To be done
The records below hold pictures; please leave those out and retype the rest exactly.

Dataset rows

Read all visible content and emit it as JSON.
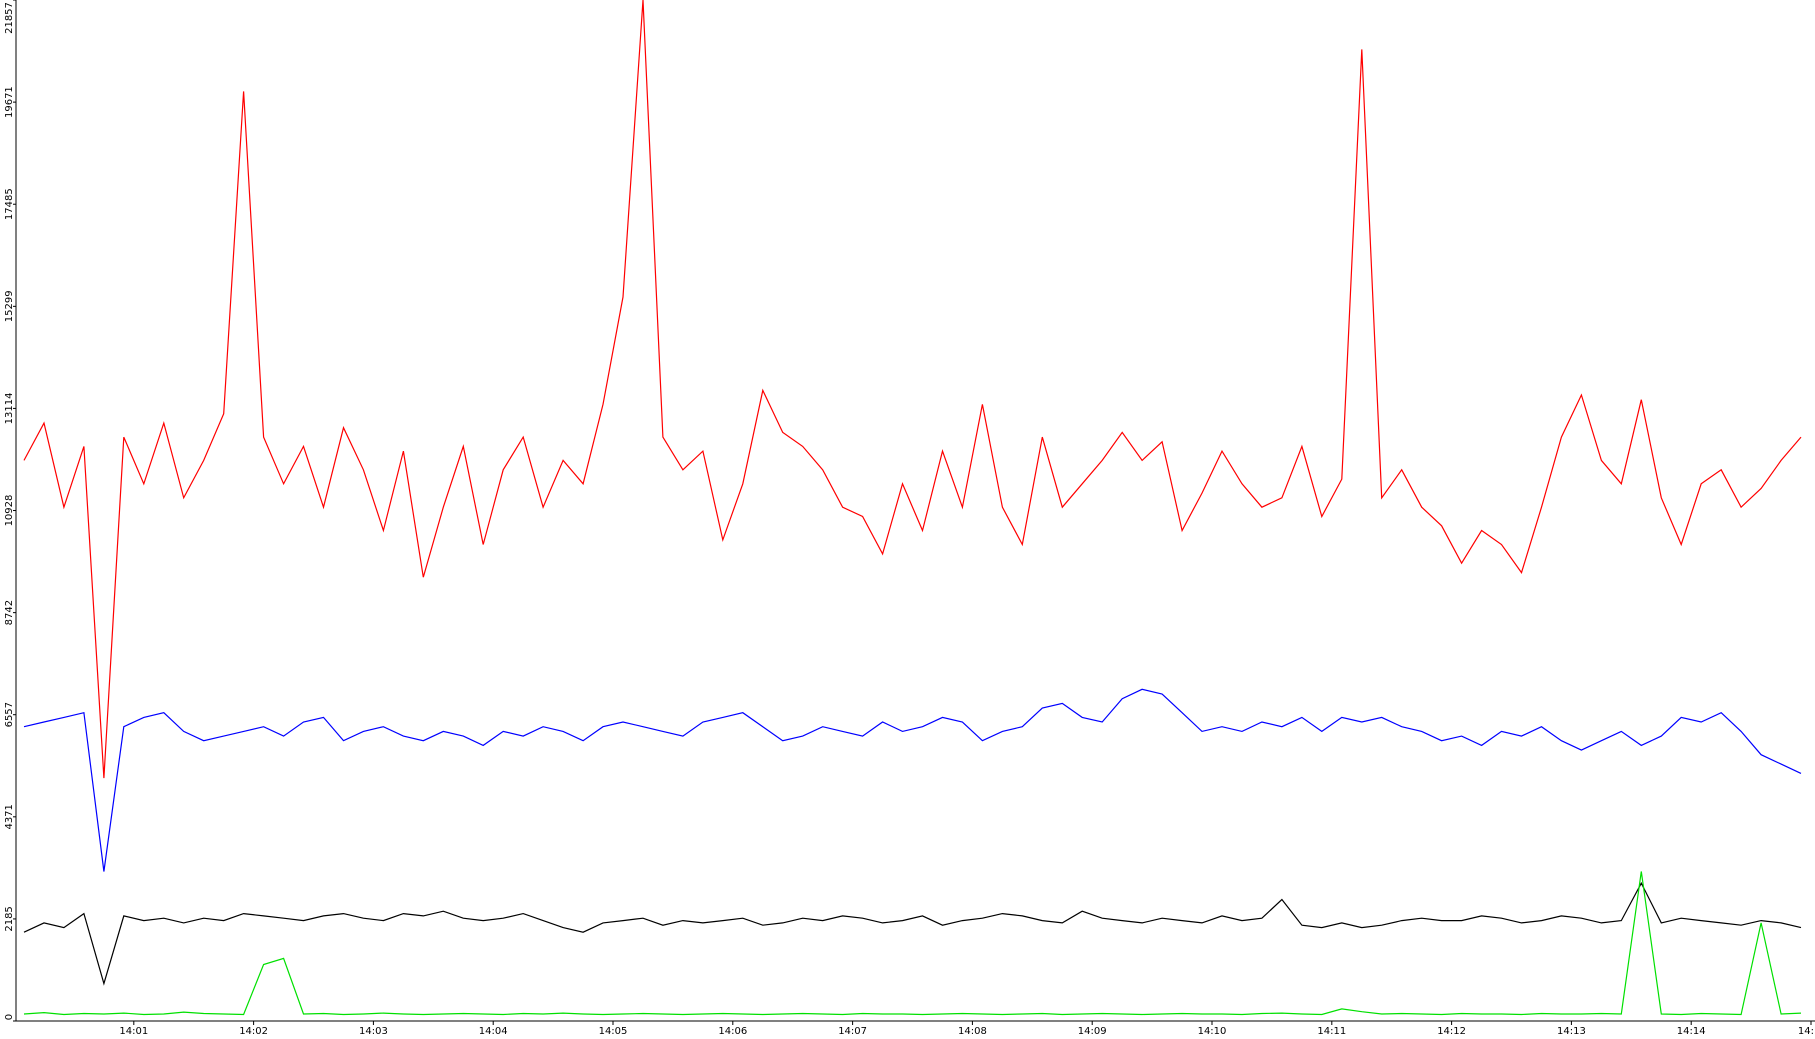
{
  "chart_data": {
    "type": "line",
    "x": [
      5,
      15,
      25,
      35,
      45,
      55,
      65,
      75,
      85,
      95,
      105,
      115,
      125,
      135,
      145,
      155,
      165,
      175,
      185,
      195,
      205,
      215,
      225,
      235,
      245,
      255,
      265,
      275,
      285,
      295,
      305,
      315,
      325,
      335,
      345,
      355,
      365,
      375,
      385,
      395,
      405,
      415,
      425,
      435,
      445,
      455,
      465,
      475,
      485,
      495,
      505,
      515,
      525,
      535,
      545,
      555,
      565,
      575,
      585,
      595,
      605,
      615,
      625,
      635,
      645,
      655,
      665,
      675,
      685,
      695,
      705,
      715,
      725,
      735,
      745,
      755,
      765,
      775,
      785,
      795,
      805,
      815,
      825,
      835,
      845,
      855,
      865,
      875,
      885,
      895
    ],
    "series": [
      {
        "color": "#ff0000",
        "values": [
          12000,
          12800,
          11000,
          12300,
          5200,
          12500,
          11500,
          12800,
          11200,
          12000,
          13000,
          19900,
          12500,
          11500,
          12300,
          11000,
          12700,
          11800,
          10500,
          12200,
          9500,
          11000,
          12300,
          10200,
          11800,
          12500,
          11000,
          12000,
          11500,
          13200,
          15500,
          21857,
          12500,
          11800,
          12200,
          10300,
          11500,
          13500,
          12600,
          12300,
          11800,
          11000,
          10800,
          10000,
          11500,
          10500,
          12200,
          11000,
          13200,
          11000,
          10200,
          12500,
          11000,
          11500,
          12000,
          12600,
          12000,
          12400,
          10500,
          11300,
          12200,
          11500,
          11000,
          11200,
          12300,
          10800,
          11600,
          20800,
          11200,
          11800,
          11000,
          10600,
          9800,
          10500,
          10200,
          9600,
          11000,
          12500,
          13400,
          12000,
          11500,
          13300,
          11200,
          10200,
          11500,
          11800,
          11000,
          11400,
          12000,
          12500
        ]
      },
      {
        "color": "#0000ff",
        "values": [
          6300,
          6400,
          6500,
          6600,
          3200,
          6300,
          6500,
          6600,
          6200,
          6000,
          6100,
          6200,
          6300,
          6100,
          6400,
          6500,
          6000,
          6200,
          6300,
          6100,
          6000,
          6200,
          6100,
          5900,
          6200,
          6100,
          6300,
          6200,
          6000,
          6300,
          6400,
          6300,
          6200,
          6100,
          6400,
          6500,
          6600,
          6300,
          6000,
          6100,
          6300,
          6200,
          6100,
          6400,
          6200,
          6300,
          6500,
          6400,
          6000,
          6200,
          6300,
          6700,
          6800,
          6500,
          6400,
          6900,
          7100,
          7000,
          6600,
          6200,
          6300,
          6200,
          6400,
          6300,
          6500,
          6200,
          6500,
          6400,
          6500,
          6300,
          6200,
          6000,
          6100,
          5900,
          6200,
          6100,
          6300,
          6000,
          5800,
          6000,
          6200,
          5900,
          6100,
          6500,
          6400,
          6600,
          6200,
          5700,
          5500,
          5300
        ]
      },
      {
        "color": "#000000",
        "values": [
          1900,
          2100,
          2000,
          2300,
          800,
          2250,
          2150,
          2200,
          2100,
          2200,
          2150,
          2300,
          2250,
          2200,
          2150,
          2250,
          2300,
          2200,
          2150,
          2300,
          2250,
          2350,
          2200,
          2150,
          2200,
          2300,
          2150,
          2000,
          1900,
          2100,
          2150,
          2200,
          2050,
          2150,
          2100,
          2150,
          2200,
          2050,
          2100,
          2200,
          2150,
          2250,
          2200,
          2100,
          2150,
          2250,
          2050,
          2150,
          2200,
          2300,
          2250,
          2150,
          2100,
          2350,
          2200,
          2150,
          2100,
          2200,
          2150,
          2100,
          2250,
          2150,
          2200,
          2600,
          2050,
          2000,
          2100,
          2000,
          2050,
          2150,
          2200,
          2150,
          2150,
          2250,
          2200,
          2100,
          2150,
          2250,
          2200,
          2100,
          2150,
          2950,
          2100,
          2200,
          2150,
          2100,
          2050,
          2150,
          2100,
          2000
        ]
      },
      {
        "color": "#00e000",
        "values": [
          150,
          180,
          140,
          160,
          150,
          170,
          140,
          150,
          190,
          160,
          150,
          140,
          1210,
          1340,
          150,
          160,
          140,
          150,
          170,
          150,
          140,
          150,
          160,
          150,
          140,
          160,
          150,
          170,
          150,
          140,
          150,
          160,
          150,
          140,
          150,
          160,
          150,
          140,
          150,
          160,
          150,
          140,
          160,
          150,
          150,
          140,
          150,
          160,
          150,
          140,
          150,
          160,
          140,
          150,
          160,
          150,
          140,
          150,
          160,
          150,
          150,
          140,
          160,
          170,
          150,
          140,
          260,
          200,
          150,
          160,
          150,
          140,
          160,
          150,
          150,
          140,
          160,
          150,
          150,
          160,
          150,
          3200,
          150,
          140,
          160,
          150,
          140,
          2100,
          150,
          170
        ]
      }
    ],
    "xlim": [
      1,
      902
    ],
    "xticks": [
      {
        "value": 60,
        "label": "14:01"
      },
      {
        "value": 120,
        "label": "14:02"
      },
      {
        "value": 180,
        "label": "14:03"
      },
      {
        "value": 240,
        "label": "14:04"
      },
      {
        "value": 300,
        "label": "14:05"
      },
      {
        "value": 360,
        "label": "14:06"
      },
      {
        "value": 420,
        "label": "14:07"
      },
      {
        "value": 480,
        "label": "14:08"
      },
      {
        "value": 540,
        "label": "14:09"
      },
      {
        "value": 600,
        "label": "14:10"
      },
      {
        "value": 660,
        "label": "14:11"
      },
      {
        "value": 720,
        "label": "14:12"
      },
      {
        "value": 780,
        "label": "14:13"
      },
      {
        "value": 840,
        "label": "14:14"
      },
      {
        "value": 900,
        "label": "14:"
      }
    ],
    "ylim": [
      0,
      21857
    ],
    "yticks": [
      0,
      2185,
      4371,
      6557,
      8742,
      10928,
      13114,
      15299,
      17485,
      19671,
      21857
    ]
  }
}
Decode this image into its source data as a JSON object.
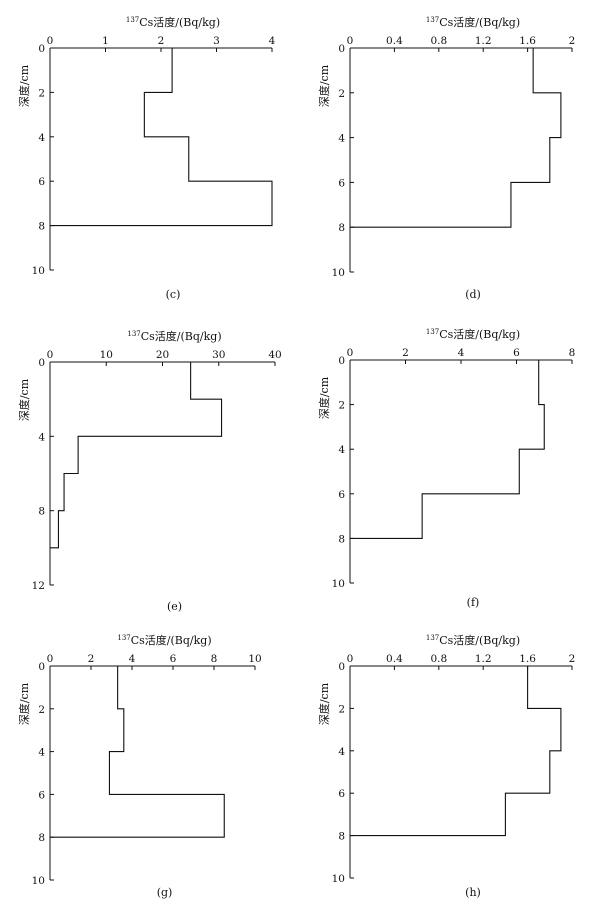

Result
Read all visible content and emit it as JSON.
{
  "chart_data": {
    "type": "line",
    "x": [
      5,
      15,
      25,
      35,
      45,
      55,
      65,
      75,
      85,
      95,
      105,
      115,
      125,
      135,
      145,
      155,
      165,
      175,
      185,
      195,
      205,
      215,
      225,
      235,
      245,
      255,
      265,
      275,
      285,
      295,
      305,
      315,
      325,
      335,
      345,
      355,
      365,
      375,
      385,
      395,
      405,
      415,
      425,
      435,
      445,
      455,
      465,
      475,
      485,
      495,
      505,
      515,
      525,
      535,
      545,
      555,
      565,
      575,
      585,
      595,
      605,
      615,
      625,
      635,
      645,
      655,
      665,
      675,
      685,
      695,
      705,
      715,
      725,
      735,
      745,
      755,
      765,
      775,
      785,
      795,
      805,
      815,
      825,
      835,
      845,
      855,
      865,
      875,
      885,
      895
    ],
    "series": [
      {
        "color": "#ff0000",
        "values": [
          12000,
          12800,
          11000,
          12300,
          5200,
          12500,
          11500,
          12800,
          11200,
          12000,
          13000,
          19900,
          12500,
          11500,
          12300,
          11000,
          12700,
          11800,
          10500,
          12200,
          9500,
          11000,
          12300,
          10200,
          11800,
          12500,
          11000,
          12000,
          11500,
          13200,
          15500,
          21857,
          12500,
          11800,
          12200,
          10300,
          11500,
          13500,
          12600,
          12300,
          11800,
          11000,
          10800,
          10000,
          11500,
          10500,
          12200,
          11000,
          13200,
          11000,
          10200,
          12500,
          11000,
          11500,
          12000,
          12600,
          12000,
          12400,
          10500,
          11300,
          12200,
          11500,
          11000,
          11200,
          12300,
          10800,
          11600,
          20800,
          11200,
          11800,
          11000,
          10600,
          9800,
          10500,
          10200,
          9600,
          11000,
          12500,
          13400,
          12000,
          11500,
          13300,
          11200,
          10200,
          11500,
          11800,
          11000,
          11400,
          12000,
          12500
        ]
      },
      {
        "color": "#0000ff",
        "values": [
          6300,
          6400,
          6500,
          6600,
          3200,
          6300,
          6500,
          6600,
          6200,
          6000,
          6100,
          6200,
          6300,
          6100,
          6400,
          6500,
          6000,
          6200,
          6300,
          6100,
          6000,
          6200,
          6100,
          5900,
          6200,
          6100,
          6300,
          6200,
          6000,
          6300,
          6400,
          6300,
          6200,
          6100,
          6400,
          6500,
          6600,
          6300,
          6000,
          6100,
          6300,
          6200,
          6100,
          6400,
          6200,
          6300,
          6500,
          6400,
          6000,
          6200,
          6300,
          6700,
          6800,
          6500,
          6400,
          6900,
          7100,
          7000,
          6600,
          6200,
          6300,
          6200,
          6400,
          6300,
          6500,
          6200,
          6500,
          6400,
          6500,
          6300,
          6200,
          6000,
          6100,
          5900,
          6200,
          6100,
          6300,
          6000,
          5800,
          6000,
          6200,
          5900,
          6100,
          6500,
          6400,
          6600,
          6200,
          5700,
          5500,
          5300
        ]
      },
      {
        "color": "#000000",
        "values": [
          1900,
          2100,
          2000,
          2300,
          800,
          2250,
          2150,
          2200,
          2100,
          2200,
          2150,
          2300,
          2250,
          2200,
          2150,
          2250,
          2300,
          2200,
          2150,
          2300,
          2250,
          2350,
          2200,
          2150,
          2200,
          2300,
          2150,
          2000,
          1900,
          2100,
          2150,
          2200,
          2050,
          2150,
          2100,
          2150,
          2200,
          2050,
          2100,
          2200,
          2150,
          2250,
          2200,
          2100,
          2150,
          2250,
          2050,
          2150,
          2200,
          2300,
          2250,
          2150,
          2100,
          2350,
          2200,
          2150,
          2100,
          2200,
          2150,
          2100,
          2250,
          2150,
          2200,
          2600,
          2050,
          2000,
          2100,
          2000,
          2050,
          2150,
          2200,
          2150,
          2150,
          2250,
          2200,
          2100,
          2150,
          2250,
          2200,
          2100,
          2150,
          2950,
          2100,
          2200,
          2150,
          2100,
          2050,
          2150,
          2100,
          2000
        ]
      },
      {
        "color": "#00e000",
        "values": [
          150,
          180,
          140,
          160,
          150,
          170,
          140,
          150,
          190,
          160,
          150,
          140,
          1210,
          1340,
          150,
          160,
          140,
          150,
          170,
          150,
          140,
          150,
          160,
          150,
          140,
          160,
          150,
          170,
          150,
          140,
          150,
          160,
          150,
          140,
          150,
          160,
          150,
          140,
          150,
          160,
          150,
          140,
          160,
          150,
          150,
          140,
          150,
          160,
          150,
          140,
          150,
          160,
          140,
          150,
          160,
          150,
          140,
          150,
          160,
          150,
          150,
          140,
          160,
          170,
          150,
          140,
          260,
          200,
          150,
          160,
          150,
          140,
          160,
          150,
          150,
          140,
          160,
          150,
          150,
          160,
          150,
          3200,
          150,
          140,
          160,
          150,
          140,
          2100,
          150,
          170
        ]
      }
    ],
    "xlim": [
      1,
      902
    ],
    "xticks": [
      {
        "value": 60,
        "label": "14:01"
      },
      {
        "value": 120,
        "label": "14:02"
      },
      {
        "value": 180,
        "label": "14:03"
      },
      {
        "value": 240,
        "label": "14:04"
      },
      {
        "value": 300,
        "label": "14:05"
      },
      {
        "value": 360,
        "label": "14:06"
      },
      {
        "value": 420,
        "label": "14:07"
      },
      {
        "value": 480,
        "label": "14:08"
      },
      {
        "value": 540,
        "label": "14:09"
      },
      {
        "value": 600,
        "label": "14:10"
      },
      {
        "value": 660,
        "label": "14:11"
      },
      {
        "value": 720,
        "label": "14:12"
      },
      {
        "value": 780,
        "label": "14:13"
      },
      {
        "value": 840,
        "label": "14:14"
      },
      {
        "value": 900,
        "label": "14:"
      }
    ],
    "ylim": [
      0,
      21857
    ],
    "yticks": [
      0,
      2185,
      4371,
      6557,
      8742,
      10928,
      13114,
      15299,
      17485,
      19671,
      21857
    ]
  }
}
Decode this image into its source data as a JSON object.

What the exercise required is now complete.